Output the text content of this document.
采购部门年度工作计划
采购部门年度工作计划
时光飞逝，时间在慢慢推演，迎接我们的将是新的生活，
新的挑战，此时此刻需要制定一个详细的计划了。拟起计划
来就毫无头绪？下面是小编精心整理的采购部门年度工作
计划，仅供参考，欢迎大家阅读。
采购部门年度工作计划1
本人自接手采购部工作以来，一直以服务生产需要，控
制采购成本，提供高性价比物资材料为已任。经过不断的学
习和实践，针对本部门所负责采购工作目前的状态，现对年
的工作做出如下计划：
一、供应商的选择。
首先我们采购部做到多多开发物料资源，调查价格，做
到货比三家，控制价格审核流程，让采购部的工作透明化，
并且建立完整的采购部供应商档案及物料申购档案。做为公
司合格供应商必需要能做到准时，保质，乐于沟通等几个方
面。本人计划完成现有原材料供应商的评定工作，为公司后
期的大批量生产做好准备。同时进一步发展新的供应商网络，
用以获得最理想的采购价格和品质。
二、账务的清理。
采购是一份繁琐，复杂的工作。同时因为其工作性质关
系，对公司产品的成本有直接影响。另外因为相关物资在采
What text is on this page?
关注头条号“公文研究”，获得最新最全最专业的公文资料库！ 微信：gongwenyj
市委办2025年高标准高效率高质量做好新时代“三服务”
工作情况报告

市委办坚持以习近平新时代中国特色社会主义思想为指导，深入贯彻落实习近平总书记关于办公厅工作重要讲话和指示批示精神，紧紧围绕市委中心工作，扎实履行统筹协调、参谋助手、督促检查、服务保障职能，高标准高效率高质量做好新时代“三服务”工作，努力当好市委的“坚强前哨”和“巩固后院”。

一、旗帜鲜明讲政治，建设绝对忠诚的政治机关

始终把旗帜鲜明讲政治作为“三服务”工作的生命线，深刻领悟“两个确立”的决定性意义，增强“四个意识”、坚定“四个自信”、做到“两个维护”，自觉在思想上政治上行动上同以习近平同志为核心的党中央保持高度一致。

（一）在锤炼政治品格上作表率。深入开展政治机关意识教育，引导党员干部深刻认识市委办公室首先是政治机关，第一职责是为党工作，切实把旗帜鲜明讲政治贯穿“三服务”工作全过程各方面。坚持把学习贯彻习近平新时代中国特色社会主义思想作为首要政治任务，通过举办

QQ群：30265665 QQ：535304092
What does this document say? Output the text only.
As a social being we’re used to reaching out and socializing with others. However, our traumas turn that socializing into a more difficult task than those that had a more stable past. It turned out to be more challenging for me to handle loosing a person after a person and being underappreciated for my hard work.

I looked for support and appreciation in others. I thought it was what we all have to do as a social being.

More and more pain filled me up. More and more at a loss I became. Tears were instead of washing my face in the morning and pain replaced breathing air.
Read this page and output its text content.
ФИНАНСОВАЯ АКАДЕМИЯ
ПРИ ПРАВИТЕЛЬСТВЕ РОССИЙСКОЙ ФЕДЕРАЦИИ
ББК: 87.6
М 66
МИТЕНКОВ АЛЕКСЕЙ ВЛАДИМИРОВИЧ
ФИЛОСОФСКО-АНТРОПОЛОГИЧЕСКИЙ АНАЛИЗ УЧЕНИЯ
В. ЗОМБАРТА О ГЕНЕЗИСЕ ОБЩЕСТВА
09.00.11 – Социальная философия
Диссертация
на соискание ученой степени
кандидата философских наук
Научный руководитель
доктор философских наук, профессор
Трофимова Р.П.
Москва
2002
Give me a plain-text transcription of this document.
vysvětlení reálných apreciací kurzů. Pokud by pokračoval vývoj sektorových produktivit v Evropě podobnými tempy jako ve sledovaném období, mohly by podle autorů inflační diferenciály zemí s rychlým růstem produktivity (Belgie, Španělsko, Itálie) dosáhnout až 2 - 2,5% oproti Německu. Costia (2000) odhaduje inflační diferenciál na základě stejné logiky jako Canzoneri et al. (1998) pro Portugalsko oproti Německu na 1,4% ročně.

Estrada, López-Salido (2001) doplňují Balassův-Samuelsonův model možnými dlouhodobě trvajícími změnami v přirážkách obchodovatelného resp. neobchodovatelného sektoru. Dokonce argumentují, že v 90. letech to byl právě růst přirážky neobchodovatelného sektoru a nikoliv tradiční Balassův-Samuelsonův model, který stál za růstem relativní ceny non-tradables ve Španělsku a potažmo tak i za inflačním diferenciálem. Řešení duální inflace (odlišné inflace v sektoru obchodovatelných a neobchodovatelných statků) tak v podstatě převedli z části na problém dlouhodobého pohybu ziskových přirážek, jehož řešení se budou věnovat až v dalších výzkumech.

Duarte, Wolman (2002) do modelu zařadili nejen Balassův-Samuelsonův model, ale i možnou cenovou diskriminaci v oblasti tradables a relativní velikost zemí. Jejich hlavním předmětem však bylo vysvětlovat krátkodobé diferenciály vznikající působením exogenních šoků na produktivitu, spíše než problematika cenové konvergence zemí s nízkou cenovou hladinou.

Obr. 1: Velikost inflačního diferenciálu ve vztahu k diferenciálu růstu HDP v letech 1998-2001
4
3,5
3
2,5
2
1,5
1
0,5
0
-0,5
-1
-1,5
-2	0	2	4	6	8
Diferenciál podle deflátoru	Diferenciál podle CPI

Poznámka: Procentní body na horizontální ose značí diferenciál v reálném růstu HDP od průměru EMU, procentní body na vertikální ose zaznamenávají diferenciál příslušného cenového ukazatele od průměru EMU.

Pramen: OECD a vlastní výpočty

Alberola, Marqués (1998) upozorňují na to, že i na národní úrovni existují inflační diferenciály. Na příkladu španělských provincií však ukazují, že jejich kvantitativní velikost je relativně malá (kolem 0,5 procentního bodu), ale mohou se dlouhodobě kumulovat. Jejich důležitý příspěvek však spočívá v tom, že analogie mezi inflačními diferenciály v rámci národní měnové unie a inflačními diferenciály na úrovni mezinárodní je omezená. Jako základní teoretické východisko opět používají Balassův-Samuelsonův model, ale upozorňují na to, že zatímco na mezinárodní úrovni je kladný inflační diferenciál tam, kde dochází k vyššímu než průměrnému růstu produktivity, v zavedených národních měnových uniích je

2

■ **Request**:
Read the entries above, then pull out the lines that include "text".

■ **Right answer**:
Output the text content of this document.
What text is on this page?
What does this document say? Output the text only.
Read this page and output its text content.
Give me a plain-text transcription of this document.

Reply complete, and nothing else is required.